**** RECORDS PROVIDED ****
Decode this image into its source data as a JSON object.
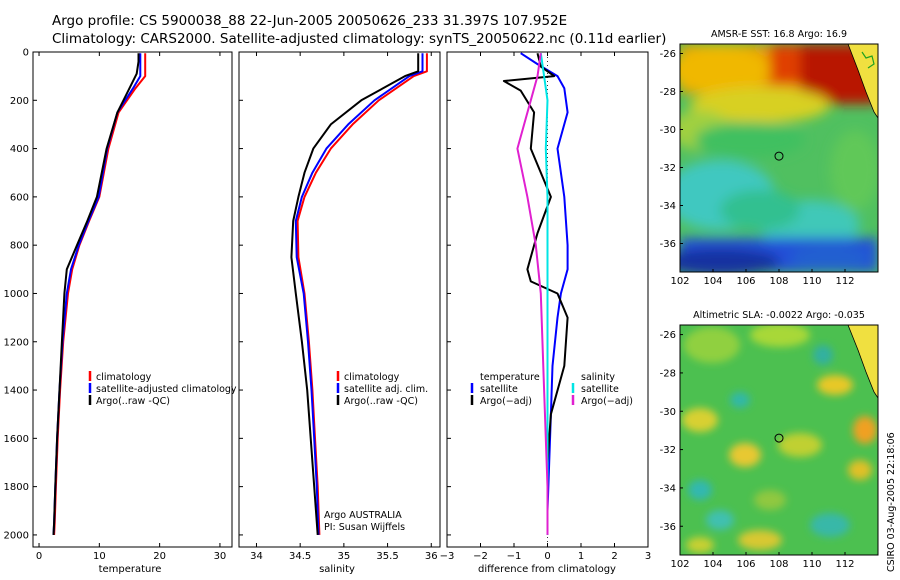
{
  "header": {
    "line1": "Argo profile: CS 5900038_88 22-Jun-2005 20050626_233 31.397S 107.952E",
    "line2": "Climatology: CARS2000. Satellite-adjusted climatology: synTS_20050622.nc (0.11d earlier)"
  },
  "credit": "CSIRO 03-Aug-2005 22:18:06",
  "colors": {
    "climatology": "#ff0000",
    "satellite": "#0000ff",
    "argo": "#000000",
    "salinity_satellite": "#00e5e5",
    "salinity_argo": "#e020d0",
    "zero_line": "#000000"
  },
  "chart_data": [
    {
      "type": "line",
      "id": "temperature",
      "xlabel": "temperature",
      "ylabel": "",
      "xlim": [
        -1,
        32
      ],
      "ylim": [
        2050,
        0
      ],
      "xticks": [
        "0",
        "10",
        "20",
        "30"
      ],
      "xtick_values": [
        0,
        10,
        20,
        30
      ],
      "yticks": [
        "0",
        "200",
        "400",
        "600",
        "800",
        "1000",
        "1200",
        "1400",
        "1600",
        "1800",
        "2000"
      ],
      "ytick_values": [
        0,
        200,
        400,
        600,
        800,
        1000,
        1200,
        1400,
        1600,
        1800,
        2000
      ],
      "legend": [
        "climatology",
        "satellite-adjusted climatology",
        "Argo(..raw -QC)"
      ],
      "series": [
        {
          "name": "climatology",
          "color_key": "climatology",
          "x": [
            17.6,
            17.6,
            16.0,
            13.2,
            11.5,
            10.0,
            8.3,
            6.7,
            5.5,
            4.8,
            4.0,
            3.5,
            3.1,
            2.8,
            2.6,
            2.5
          ],
          "y": [
            5,
            100,
            150,
            250,
            400,
            600,
            700,
            800,
            900,
            1000,
            1200,
            1400,
            1600,
            1800,
            1950,
            2000
          ]
        },
        {
          "name": "satellite-adjusted climatology",
          "color_key": "satellite",
          "x": [
            16.8,
            16.8,
            15.6,
            13.0,
            11.3,
            9.9,
            8.2,
            6.6,
            5.3,
            4.6,
            3.9,
            3.4,
            3.0,
            2.7,
            2.5,
            2.4
          ],
          "y": [
            5,
            100,
            150,
            250,
            400,
            600,
            700,
            800,
            900,
            1000,
            1200,
            1400,
            1600,
            1800,
            1950,
            2000
          ]
        },
        {
          "name": "Argo(..raw -QC)",
          "color_key": "argo",
          "x": [
            16.5,
            16.5,
            16.2,
            15.0,
            13.0,
            11.2,
            9.6,
            8.0,
            6.3,
            4.6,
            4.2,
            3.8,
            3.4,
            3.0,
            2.7,
            2.5,
            2.4
          ],
          "y": [
            5,
            40,
            90,
            150,
            250,
            400,
            600,
            700,
            800,
            900,
            1000,
            1200,
            1400,
            1600,
            1800,
            1950,
            2000
          ]
        }
      ]
    },
    {
      "type": "line",
      "id": "salinity",
      "xlabel": "salinity",
      "ylabel": "",
      "xlim": [
        33.8,
        36.1
      ],
      "ylim": [
        2050,
        0
      ],
      "xticks": [
        "34",
        "34.5",
        "35",
        "35.5",
        "36"
      ],
      "xtick_values": [
        34,
        34.5,
        35,
        35.5,
        36
      ],
      "legend": [
        "climatology",
        "satellite adj. clim.",
        "Argo(..raw -QC)"
      ],
      "annotation": [
        "Argo AUSTRALIA",
        "PI: Susan Wijffels"
      ],
      "series": [
        {
          "name": "climatology",
          "color_key": "climatology",
          "x": [
            35.95,
            35.95,
            35.8,
            35.4,
            35.1,
            34.85,
            34.68,
            34.55,
            34.47,
            34.48,
            34.55,
            34.6,
            34.64,
            34.67,
            34.7,
            34.72
          ],
          "y": [
            5,
            80,
            100,
            200,
            300,
            400,
            500,
            600,
            700,
            850,
            1000,
            1200,
            1400,
            1600,
            1800,
            2000
          ]
        },
        {
          "name": "satellite adj. clim.",
          "color_key": "satellite",
          "x": [
            35.9,
            35.9,
            35.75,
            35.35,
            35.05,
            34.8,
            34.64,
            34.52,
            34.45,
            34.46,
            34.54,
            34.59,
            34.63,
            34.66,
            34.69,
            34.71
          ],
          "y": [
            5,
            80,
            100,
            200,
            300,
            400,
            500,
            600,
            700,
            850,
            1000,
            1200,
            1400,
            1600,
            1800,
            2000
          ]
        },
        {
          "name": "Argo(..raw -QC)",
          "color_key": "argo",
          "x": [
            35.85,
            35.85,
            35.7,
            35.2,
            34.85,
            34.65,
            34.55,
            34.48,
            34.42,
            34.4,
            34.45,
            34.52,
            34.58,
            34.62,
            34.66,
            34.7
          ],
          "y": [
            5,
            80,
            100,
            200,
            300,
            400,
            500,
            600,
            700,
            850,
            1000,
            1200,
            1400,
            1600,
            1800,
            2000
          ]
        }
      ]
    },
    {
      "type": "line",
      "id": "difference",
      "xlabel": "difference from climatology",
      "ylabel": "",
      "xlim": [
        -3,
        3
      ],
      "ylim": [
        2050,
        0
      ],
      "xticks": [
        "−3",
        "−2",
        "−1",
        "0",
        "1",
        "2",
        "3"
      ],
      "xtick_values": [
        -3,
        -2,
        -1,
        0,
        1,
        2,
        3
      ],
      "legend_left_title": "temperature",
      "legend_left": [
        "satellite",
        "Argo(−adj)"
      ],
      "legend_right_title": "salinity",
      "legend_right": [
        "satellite",
        "Argo(−adj)"
      ],
      "series": [
        {
          "name": "temperature satellite",
          "color_key": "satellite",
          "x": [
            -0.8,
            -0.3,
            0.3,
            0.5,
            0.6,
            0.3,
            0.5,
            0.6,
            0.6,
            0.4,
            0.3,
            0.15,
            0.1,
            0.05,
            0.0,
            0.0
          ],
          "y": [
            5,
            50,
            100,
            150,
            250,
            400,
            600,
            800,
            900,
            1000,
            1100,
            1300,
            1500,
            1700,
            1900,
            2000
          ]
        },
        {
          "name": "temperature Argo(−adj)",
          "color_key": "argo",
          "x": [
            -0.3,
            -0.2,
            0.2,
            -1.3,
            -0.8,
            -0.4,
            -0.5,
            0.1,
            -0.3,
            -0.6,
            -0.5,
            0.3,
            0.6,
            0.5,
            0.1,
            0.0,
            0.0,
            0.0
          ],
          "y": [
            5,
            60,
            100,
            120,
            160,
            250,
            400,
            600,
            750,
            900,
            950,
            1000,
            1100,
            1300,
            1500,
            1700,
            1900,
            2000
          ]
        },
        {
          "name": "salinity satellite",
          "color_key": "salinity_satellite",
          "x": [
            -0.2,
            -0.1,
            0.0,
            -0.05,
            0.0,
            0.0,
            0.0,
            0.0,
            0.0,
            0.0
          ],
          "y": [
            5,
            100,
            200,
            400,
            600,
            800,
            1000,
            1400,
            1800,
            2000
          ]
        },
        {
          "name": "salinity Argo(−adj)",
          "color_key": "salinity_argo",
          "x": [
            -0.2,
            -0.3,
            -0.5,
            -0.9,
            -0.6,
            -0.35,
            -0.2,
            -0.1,
            0.0,
            0.0
          ],
          "y": [
            5,
            100,
            200,
            400,
            600,
            800,
            1000,
            1400,
            1800,
            2000
          ]
        }
      ]
    },
    {
      "type": "heatmap",
      "id": "sst_map",
      "title": "AMSR-E SST: 16.8 Argo: 16.9",
      "xlim": [
        102,
        114
      ],
      "ylim": [
        -37.5,
        -25.5
      ],
      "xticks": [
        "102",
        "104",
        "106",
        "108",
        "110",
        "112"
      ],
      "xtick_values": [
        102,
        104,
        106,
        108,
        110,
        112
      ],
      "yticks": [
        "-26",
        "-28",
        "-30",
        "-32",
        "-34",
        "-36"
      ],
      "ytick_values": [
        -26,
        -28,
        -30,
        -32,
        -34,
        -36
      ],
      "marker": {
        "lon": 108.0,
        "lat": -31.4
      }
    },
    {
      "type": "heatmap",
      "id": "sla_map",
      "title": "Altimetric SLA: -0.0022 Argo: -0.035",
      "xlim": [
        102,
        114
      ],
      "ylim": [
        -37.5,
        -25.5
      ],
      "xticks": [
        "102",
        "104",
        "106",
        "108",
        "110",
        "112"
      ],
      "xtick_values": [
        102,
        104,
        106,
        108,
        110,
        112
      ],
      "yticks": [
        "-26",
        "-28",
        "-30",
        "-32",
        "-34",
        "-36"
      ],
      "ytick_values": [
        -26,
        -28,
        -30,
        -32,
        -34,
        -36
      ],
      "marker": {
        "lon": 108.0,
        "lat": -31.4
      }
    }
  ]
}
****
• **STATED TASK**:
Gather each line that holds "temperature".

• **SOLUTION TO THE EXERCISE**:
      "id": "temperature",
      "xlabel": "temperature",
      "legend_left_title": "temperature",
          "name": "temperature satellite",
          "name": "temperature Argo(−adj)",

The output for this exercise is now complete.